Extracted records >>
================

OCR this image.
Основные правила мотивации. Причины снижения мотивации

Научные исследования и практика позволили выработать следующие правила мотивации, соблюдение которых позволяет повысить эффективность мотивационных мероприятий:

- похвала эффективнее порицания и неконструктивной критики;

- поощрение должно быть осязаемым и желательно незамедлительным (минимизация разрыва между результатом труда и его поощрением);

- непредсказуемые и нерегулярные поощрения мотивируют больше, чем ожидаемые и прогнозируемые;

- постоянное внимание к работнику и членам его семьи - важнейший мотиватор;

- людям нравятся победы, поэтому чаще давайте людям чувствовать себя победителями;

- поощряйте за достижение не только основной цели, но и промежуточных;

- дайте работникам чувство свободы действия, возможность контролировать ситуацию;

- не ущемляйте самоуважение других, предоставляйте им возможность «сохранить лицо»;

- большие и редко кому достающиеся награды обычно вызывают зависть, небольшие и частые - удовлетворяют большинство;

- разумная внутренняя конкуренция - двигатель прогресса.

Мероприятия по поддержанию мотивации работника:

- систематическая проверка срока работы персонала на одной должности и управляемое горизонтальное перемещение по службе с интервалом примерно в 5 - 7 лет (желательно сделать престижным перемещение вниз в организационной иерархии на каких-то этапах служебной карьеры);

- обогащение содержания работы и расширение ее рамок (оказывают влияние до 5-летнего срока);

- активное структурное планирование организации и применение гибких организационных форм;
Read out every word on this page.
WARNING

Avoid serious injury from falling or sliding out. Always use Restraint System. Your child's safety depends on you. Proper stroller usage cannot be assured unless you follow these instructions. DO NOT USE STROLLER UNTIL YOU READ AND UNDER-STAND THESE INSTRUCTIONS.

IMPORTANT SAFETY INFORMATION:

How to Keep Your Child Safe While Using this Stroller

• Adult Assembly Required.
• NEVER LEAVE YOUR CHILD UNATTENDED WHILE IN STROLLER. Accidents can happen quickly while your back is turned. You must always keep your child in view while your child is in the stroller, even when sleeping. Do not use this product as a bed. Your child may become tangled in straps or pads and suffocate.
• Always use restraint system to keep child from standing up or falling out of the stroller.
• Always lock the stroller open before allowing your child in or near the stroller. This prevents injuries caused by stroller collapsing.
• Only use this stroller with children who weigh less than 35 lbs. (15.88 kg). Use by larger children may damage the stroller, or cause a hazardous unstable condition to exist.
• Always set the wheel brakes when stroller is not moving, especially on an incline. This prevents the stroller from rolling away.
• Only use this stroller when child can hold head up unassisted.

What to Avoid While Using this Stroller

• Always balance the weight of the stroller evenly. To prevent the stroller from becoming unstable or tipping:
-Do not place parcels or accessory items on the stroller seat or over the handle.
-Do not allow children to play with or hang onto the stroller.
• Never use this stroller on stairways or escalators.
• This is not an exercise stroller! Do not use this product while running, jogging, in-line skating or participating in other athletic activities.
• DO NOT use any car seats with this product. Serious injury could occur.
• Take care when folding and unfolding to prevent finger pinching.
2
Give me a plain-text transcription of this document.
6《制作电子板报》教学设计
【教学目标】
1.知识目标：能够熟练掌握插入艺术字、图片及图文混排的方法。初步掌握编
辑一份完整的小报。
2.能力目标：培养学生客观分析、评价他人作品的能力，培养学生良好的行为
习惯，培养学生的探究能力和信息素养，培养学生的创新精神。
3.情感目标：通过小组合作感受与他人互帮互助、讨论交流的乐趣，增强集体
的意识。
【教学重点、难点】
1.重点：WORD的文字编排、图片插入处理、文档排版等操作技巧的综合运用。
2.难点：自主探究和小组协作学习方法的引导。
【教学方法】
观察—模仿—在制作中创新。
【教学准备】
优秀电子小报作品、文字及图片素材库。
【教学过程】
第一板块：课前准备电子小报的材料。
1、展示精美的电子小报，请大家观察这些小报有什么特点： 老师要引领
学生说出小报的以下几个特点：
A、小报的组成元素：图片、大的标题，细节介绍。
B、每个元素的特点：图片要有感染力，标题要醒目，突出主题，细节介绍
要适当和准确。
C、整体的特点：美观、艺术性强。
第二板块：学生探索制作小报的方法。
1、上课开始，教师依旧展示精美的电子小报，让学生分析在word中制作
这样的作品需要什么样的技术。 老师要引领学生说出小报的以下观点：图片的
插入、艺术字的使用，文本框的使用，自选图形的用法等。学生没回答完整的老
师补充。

================

Challenge >> Within the entries above, how many lines contain "желательно"? Respond with the number only.

Solution >> 2